• _Exercise goal_: Print all records exactly, leaving nothing out.

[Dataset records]
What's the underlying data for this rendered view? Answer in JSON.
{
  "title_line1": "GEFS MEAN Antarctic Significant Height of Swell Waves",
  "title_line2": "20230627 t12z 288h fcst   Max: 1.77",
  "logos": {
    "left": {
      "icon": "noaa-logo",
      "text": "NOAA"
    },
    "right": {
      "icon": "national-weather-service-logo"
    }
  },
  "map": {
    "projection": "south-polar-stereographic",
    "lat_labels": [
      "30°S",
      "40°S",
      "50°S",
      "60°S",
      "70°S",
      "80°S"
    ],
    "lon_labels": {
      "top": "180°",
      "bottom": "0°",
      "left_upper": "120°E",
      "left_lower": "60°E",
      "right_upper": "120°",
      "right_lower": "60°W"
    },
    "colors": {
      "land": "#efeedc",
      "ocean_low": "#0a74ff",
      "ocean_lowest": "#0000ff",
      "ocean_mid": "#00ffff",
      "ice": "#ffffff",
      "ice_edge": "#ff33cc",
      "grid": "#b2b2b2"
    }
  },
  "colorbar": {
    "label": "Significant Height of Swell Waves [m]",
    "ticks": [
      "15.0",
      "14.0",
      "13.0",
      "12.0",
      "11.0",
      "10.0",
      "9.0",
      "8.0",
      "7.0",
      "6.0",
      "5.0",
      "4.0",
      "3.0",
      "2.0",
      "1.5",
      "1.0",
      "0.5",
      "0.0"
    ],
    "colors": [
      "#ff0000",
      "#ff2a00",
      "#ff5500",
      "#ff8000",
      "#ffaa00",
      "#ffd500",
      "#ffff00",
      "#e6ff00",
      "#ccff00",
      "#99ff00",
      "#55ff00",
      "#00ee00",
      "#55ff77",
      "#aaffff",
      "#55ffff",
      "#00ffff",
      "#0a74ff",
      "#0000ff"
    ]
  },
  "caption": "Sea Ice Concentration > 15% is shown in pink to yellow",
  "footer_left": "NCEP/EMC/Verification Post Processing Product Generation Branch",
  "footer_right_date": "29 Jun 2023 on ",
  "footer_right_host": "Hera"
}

• _Result_:
What's the underlying data for this rendered view? Answer in JSON.
{
  "title_line1": "GEFS MEAN Antarctic Significant Height of Swell Waves",
  "title_line2": "20230627 t12z 288h fcst   Max: 1.77",
  "logos": {
    "left": {
      "icon": "noaa-logo",
      "text": "NOAA"
    },
    "right": {
      "icon": "national-weather-service-logo"
    }
  },
  "map": {
    "projection": "south-polar-stereographic",
    "lat_labels": [
      "30°S",
      "40°S",
      "50°S",
      "60°S",
      "70°S",
      "80°S"
    ],
    "lon_labels": {
      "top": "180°",
      "bottom": "0°",
      "left_upper": "120°E",
      "left_lower": "60°E",
      "right_upper": "120°",
      "right_lower": "60°W"
    },
    "colors": {
      "land": "#efeedc",
      "ocean_low": "#0a74ff",
      "ocean_lowest": "#0000ff",
      "ocean_mid": "#00ffff",
      "ice": "#ffffff",
      "ice_edge": "#ff33cc",
      "grid": "#b2b2b2"
    }
  },
  "colorbar": {
    "label": "Significant Height of Swell Waves [m]",
    "ticks": [
      "15.0",
      "14.0",
      "13.0",
      "12.0",
      "11.0",
      "10.0",
      "9.0",
      "8.0",
      "7.0",
      "6.0",
      "5.0",
      "4.0",
      "3.0",
      "2.0",
      "1.5",
      "1.0",
      "0.5",
      "0.0"
    ],
    "colors": [
      "#ff0000",
      "#ff2a00",
      "#ff5500",
      "#ff8000",
      "#ffaa00",
      "#ffd500",
      "#ffff00",
      "#e6ff00",
      "#ccff00",
      "#99ff00",
      "#55ff00",
      "#00ee00",
      "#55ff77",
      "#aaffff",
      "#55ffff",
      "#00ffff",
      "#0a74ff",
      "#0000ff"
    ]
  },
  "caption": "Sea Ice Concentration > 15% is shown in pink to yellow",
  "footer_left": "NCEP/EMC/Verification Post Processing Product Generation Branch",
  "footer_right_date": "29 Jun 2023 on ",
  "footer_right_host": "Hera"
}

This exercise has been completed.